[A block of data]

******************************

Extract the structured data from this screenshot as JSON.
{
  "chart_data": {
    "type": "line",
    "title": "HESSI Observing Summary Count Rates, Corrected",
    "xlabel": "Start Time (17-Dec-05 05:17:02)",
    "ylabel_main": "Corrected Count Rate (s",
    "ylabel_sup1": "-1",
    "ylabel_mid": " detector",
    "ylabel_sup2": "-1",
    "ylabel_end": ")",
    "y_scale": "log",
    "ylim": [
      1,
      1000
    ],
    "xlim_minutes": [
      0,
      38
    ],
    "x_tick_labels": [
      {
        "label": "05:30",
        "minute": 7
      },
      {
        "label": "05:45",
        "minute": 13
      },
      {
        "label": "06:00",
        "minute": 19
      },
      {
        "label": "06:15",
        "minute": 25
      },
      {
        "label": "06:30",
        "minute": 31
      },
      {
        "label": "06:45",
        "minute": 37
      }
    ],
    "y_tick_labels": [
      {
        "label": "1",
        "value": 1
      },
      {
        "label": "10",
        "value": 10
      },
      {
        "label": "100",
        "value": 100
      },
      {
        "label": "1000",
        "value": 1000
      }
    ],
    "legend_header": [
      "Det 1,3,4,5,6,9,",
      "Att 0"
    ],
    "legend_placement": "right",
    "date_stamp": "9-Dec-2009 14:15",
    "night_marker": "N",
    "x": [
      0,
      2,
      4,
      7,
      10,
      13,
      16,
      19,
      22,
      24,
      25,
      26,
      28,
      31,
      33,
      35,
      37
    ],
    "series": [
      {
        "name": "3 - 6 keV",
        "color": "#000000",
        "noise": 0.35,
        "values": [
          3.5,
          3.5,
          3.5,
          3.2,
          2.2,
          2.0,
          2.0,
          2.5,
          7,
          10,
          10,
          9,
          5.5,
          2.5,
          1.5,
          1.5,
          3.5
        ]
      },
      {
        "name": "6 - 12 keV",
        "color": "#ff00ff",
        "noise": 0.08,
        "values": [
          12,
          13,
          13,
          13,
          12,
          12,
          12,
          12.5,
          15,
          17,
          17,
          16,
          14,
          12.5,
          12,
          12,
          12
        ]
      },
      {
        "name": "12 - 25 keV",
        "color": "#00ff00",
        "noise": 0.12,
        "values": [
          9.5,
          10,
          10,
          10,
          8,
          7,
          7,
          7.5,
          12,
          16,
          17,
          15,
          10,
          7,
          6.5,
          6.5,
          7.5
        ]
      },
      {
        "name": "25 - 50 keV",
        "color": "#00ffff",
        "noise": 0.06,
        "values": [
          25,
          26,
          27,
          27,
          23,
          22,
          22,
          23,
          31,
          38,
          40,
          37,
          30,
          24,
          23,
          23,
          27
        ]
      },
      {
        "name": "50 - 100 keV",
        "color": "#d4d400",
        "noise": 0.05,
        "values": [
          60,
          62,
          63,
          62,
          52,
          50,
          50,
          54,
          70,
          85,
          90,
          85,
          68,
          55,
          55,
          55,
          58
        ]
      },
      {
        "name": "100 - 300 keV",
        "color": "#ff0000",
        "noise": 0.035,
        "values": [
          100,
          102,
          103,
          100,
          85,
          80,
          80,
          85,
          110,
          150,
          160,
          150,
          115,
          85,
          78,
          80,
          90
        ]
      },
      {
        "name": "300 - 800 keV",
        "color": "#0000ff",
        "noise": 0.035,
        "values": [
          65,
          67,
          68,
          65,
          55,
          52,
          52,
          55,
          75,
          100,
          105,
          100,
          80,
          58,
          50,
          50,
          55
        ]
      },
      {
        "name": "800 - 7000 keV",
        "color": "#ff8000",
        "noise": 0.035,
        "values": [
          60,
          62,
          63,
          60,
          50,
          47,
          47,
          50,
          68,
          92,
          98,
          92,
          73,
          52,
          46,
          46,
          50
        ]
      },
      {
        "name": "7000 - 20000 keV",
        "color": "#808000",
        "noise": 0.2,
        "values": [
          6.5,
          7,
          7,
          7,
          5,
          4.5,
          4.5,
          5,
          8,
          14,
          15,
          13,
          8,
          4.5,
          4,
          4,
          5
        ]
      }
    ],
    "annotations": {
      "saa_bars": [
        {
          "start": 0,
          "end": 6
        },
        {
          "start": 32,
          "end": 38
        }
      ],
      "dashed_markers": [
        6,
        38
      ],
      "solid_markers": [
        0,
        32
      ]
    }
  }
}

******************************

§ Direction
Pick out every line above that contains the word "noise" and copy it.

§ Exercise response
        "noise": 0.35,
        "noise": 0.08,
        "noise": 0.12,
        "noise": 0.06,
        "noise": 0.05,
        "noise": 0.035,
        "noise": 0.035,
        "noise": 0.035,
        "noise": 0.2,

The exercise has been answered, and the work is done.